• INPUT DATA
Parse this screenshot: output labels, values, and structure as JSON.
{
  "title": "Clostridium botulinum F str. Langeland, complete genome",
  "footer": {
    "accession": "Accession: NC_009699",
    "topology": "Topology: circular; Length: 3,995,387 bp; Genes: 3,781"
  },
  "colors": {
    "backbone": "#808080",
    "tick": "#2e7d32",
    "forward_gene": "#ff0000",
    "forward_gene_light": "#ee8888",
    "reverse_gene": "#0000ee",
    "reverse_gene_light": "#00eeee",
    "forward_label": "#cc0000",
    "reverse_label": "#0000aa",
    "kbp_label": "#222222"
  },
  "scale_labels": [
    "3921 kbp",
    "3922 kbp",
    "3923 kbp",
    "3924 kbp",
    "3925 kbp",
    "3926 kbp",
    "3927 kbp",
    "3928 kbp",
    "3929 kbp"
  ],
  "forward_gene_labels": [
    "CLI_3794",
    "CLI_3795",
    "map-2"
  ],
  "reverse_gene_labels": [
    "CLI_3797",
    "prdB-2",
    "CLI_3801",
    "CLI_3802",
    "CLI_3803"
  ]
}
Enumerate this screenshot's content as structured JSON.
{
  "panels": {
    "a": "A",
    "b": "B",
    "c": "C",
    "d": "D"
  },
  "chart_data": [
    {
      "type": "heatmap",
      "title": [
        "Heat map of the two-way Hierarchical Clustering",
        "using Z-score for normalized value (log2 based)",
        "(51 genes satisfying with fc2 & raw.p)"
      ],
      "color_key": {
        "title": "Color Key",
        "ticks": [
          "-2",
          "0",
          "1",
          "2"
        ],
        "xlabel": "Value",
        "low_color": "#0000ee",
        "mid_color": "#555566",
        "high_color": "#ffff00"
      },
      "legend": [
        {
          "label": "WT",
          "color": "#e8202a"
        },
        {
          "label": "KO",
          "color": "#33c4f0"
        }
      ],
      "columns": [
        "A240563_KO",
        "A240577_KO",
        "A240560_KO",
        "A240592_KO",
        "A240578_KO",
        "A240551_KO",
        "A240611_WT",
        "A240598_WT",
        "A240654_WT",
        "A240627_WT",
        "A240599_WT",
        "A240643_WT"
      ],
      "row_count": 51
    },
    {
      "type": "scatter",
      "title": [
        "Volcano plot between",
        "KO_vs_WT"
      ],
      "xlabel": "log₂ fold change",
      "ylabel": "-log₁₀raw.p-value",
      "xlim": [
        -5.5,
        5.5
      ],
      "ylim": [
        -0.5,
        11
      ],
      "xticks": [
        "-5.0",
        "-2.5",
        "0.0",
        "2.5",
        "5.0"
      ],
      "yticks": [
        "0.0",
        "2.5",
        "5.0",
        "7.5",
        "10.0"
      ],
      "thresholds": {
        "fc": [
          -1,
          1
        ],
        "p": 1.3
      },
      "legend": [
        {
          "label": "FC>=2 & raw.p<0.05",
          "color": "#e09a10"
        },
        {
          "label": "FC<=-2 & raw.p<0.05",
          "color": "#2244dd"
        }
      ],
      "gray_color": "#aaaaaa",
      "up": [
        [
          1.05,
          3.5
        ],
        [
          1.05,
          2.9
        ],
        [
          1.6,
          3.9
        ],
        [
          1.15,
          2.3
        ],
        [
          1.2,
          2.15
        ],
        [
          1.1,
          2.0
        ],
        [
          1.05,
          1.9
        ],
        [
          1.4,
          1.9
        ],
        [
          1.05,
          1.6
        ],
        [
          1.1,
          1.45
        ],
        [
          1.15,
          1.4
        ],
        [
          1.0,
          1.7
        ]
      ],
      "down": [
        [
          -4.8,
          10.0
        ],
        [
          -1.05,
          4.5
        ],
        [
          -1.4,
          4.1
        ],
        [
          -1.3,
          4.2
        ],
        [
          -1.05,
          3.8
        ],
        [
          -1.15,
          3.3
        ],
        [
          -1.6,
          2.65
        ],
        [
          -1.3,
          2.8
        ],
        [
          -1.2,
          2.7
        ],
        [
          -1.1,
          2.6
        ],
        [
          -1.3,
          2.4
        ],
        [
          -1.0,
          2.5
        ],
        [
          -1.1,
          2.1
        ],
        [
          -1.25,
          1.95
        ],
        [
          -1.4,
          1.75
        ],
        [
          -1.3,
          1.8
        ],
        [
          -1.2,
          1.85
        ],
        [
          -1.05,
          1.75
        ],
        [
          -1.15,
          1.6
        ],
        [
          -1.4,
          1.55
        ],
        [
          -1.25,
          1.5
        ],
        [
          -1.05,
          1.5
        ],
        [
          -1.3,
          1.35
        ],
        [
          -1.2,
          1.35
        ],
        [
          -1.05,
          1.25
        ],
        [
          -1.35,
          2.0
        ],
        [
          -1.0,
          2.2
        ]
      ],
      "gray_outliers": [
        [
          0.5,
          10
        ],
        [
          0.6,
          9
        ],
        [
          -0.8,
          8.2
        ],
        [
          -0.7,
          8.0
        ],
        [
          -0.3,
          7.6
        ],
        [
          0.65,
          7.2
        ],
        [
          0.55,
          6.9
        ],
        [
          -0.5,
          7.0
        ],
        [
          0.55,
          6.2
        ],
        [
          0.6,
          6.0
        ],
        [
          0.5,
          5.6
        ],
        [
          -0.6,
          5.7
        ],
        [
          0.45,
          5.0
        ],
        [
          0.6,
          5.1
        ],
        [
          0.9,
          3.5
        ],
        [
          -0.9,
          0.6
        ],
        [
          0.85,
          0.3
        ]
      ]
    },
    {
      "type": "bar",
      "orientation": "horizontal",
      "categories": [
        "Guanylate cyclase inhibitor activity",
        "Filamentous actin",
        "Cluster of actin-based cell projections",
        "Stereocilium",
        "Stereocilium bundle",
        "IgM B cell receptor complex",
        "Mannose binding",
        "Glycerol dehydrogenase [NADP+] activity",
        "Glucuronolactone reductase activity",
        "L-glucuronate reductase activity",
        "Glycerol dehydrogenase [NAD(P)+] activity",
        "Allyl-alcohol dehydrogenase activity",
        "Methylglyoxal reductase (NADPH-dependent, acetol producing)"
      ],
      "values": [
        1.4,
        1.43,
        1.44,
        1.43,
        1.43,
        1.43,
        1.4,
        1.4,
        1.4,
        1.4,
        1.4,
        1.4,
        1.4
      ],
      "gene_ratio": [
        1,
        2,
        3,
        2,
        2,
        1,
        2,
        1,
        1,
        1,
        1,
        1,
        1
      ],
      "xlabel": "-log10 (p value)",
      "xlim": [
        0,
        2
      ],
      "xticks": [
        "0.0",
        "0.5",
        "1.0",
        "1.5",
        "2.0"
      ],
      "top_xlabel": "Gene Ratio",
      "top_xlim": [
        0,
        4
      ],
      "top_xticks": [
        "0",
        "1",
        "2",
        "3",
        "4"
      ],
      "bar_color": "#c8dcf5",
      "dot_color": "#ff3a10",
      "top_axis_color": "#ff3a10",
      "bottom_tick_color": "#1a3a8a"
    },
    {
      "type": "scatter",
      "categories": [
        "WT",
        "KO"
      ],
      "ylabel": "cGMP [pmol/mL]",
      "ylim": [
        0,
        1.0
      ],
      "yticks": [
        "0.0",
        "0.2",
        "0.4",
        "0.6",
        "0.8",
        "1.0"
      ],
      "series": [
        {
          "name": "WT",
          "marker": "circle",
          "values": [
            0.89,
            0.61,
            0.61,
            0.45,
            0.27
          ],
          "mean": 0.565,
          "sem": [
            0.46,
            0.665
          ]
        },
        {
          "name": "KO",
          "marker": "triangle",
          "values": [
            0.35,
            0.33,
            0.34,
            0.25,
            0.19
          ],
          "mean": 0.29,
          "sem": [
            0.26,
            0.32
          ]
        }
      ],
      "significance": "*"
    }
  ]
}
---
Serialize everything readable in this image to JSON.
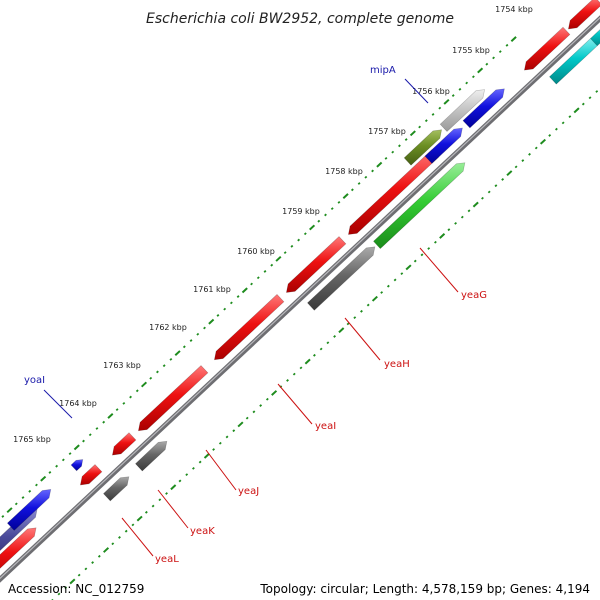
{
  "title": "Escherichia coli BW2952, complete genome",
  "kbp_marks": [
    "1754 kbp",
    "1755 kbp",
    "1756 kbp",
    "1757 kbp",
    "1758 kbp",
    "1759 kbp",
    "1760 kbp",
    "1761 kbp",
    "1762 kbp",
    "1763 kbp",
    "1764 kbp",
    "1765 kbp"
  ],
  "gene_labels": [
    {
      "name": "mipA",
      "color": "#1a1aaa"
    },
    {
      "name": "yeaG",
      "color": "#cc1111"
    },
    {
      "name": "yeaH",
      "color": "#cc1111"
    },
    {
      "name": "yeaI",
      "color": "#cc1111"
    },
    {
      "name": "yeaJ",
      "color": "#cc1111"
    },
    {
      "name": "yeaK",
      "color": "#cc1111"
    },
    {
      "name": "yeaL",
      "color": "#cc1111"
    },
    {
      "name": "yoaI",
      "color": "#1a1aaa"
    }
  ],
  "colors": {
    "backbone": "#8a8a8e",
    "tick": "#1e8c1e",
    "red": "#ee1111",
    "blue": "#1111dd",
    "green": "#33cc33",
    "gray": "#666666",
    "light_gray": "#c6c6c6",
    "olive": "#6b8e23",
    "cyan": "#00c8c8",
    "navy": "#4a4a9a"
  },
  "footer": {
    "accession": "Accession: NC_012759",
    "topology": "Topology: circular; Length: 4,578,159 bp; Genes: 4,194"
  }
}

• EXERCISE
Show a copy of each line from the records above in which the string "title" occurs.

• RESPONSE TO THE TASK
  "title": "Clostridium botulinum F str. Langeland, complete genome",
      "title": [
        "title": "Color Key",
      "title": [
  "title": "Escherichia coli BW2952, complete genome",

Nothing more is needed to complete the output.